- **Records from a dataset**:
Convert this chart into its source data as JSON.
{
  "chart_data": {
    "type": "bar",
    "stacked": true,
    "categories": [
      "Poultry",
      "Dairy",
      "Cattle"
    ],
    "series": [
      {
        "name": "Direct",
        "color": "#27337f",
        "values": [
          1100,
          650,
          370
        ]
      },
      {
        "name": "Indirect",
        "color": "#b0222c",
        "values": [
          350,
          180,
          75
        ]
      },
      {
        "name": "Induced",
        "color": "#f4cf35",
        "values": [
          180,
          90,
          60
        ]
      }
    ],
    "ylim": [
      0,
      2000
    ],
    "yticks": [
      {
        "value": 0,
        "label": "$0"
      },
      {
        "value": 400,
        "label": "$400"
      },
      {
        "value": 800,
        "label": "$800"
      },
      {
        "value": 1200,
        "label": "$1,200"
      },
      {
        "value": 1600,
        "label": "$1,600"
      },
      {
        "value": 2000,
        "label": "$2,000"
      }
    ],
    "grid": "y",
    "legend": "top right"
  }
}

- **Instructions for the task**:
All of the data shown above must be copied exactly.

- **Finished exercise**:
Convert this chart into its source data as JSON.
{
  "chart_data": {
    "type": "bar",
    "stacked": true,
    "categories": [
      "Poultry",
      "Dairy",
      "Cattle"
    ],
    "series": [
      {
        "name": "Direct",
        "color": "#27337f",
        "values": [
          1100,
          650,
          370
        ]
      },
      {
        "name": "Indirect",
        "color": "#b0222c",
        "values": [
          350,
          180,
          75
        ]
      },
      {
        "name": "Induced",
        "color": "#f4cf35",
        "values": [
          180,
          90,
          60
        ]
      }
    ],
    "ylim": [
      0,
      2000
    ],
    "yticks": [
      {
        "value": 0,
        "label": "$0"
      },
      {
        "value": 400,
        "label": "$400"
      },
      {
        "value": 800,
        "label": "$800"
      },
      {
        "value": 1200,
        "label": "$1,200"
      },
      {
        "value": 1600,
        "label": "$1,600"
      },
      {
        "value": 2000,
        "label": "$2,000"
      }
    ],
    "grid": "y",
    "legend": "top right"
  }
}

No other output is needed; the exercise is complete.